• Goal: Collect all lines below with the string "anos".

════════════════════

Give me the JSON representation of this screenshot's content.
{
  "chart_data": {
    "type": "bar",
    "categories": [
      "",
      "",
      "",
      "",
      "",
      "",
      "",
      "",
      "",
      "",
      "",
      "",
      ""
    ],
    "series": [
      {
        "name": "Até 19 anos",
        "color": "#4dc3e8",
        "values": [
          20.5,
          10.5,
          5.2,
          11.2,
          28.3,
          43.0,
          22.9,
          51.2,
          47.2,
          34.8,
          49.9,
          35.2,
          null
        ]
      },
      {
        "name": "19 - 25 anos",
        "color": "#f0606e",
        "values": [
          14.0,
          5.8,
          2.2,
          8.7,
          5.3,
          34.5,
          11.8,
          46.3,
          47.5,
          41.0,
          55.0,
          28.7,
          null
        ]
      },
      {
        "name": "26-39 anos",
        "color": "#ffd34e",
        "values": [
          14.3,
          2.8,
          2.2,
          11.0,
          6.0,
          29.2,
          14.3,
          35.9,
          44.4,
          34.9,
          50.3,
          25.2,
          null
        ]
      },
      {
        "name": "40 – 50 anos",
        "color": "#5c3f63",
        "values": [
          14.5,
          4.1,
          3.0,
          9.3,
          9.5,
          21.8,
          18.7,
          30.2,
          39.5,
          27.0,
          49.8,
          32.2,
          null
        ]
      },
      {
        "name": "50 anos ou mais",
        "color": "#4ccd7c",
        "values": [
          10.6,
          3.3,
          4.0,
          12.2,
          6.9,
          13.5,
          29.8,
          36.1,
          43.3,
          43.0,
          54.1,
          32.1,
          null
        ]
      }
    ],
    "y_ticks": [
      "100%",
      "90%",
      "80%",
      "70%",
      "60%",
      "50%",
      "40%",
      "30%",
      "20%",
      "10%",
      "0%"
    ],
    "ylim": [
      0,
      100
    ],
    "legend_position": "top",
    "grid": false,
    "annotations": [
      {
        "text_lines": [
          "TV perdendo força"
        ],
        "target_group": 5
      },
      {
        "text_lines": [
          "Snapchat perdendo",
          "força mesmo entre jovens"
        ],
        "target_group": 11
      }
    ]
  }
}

════════════════════

• Finished exercise:
        "name": "Até 19 anos",
        "name": "19 - 25 anos",
        "name": "26-39 anos",
        "name": "40 – 50 anos",
        "name": "50 anos ou mais",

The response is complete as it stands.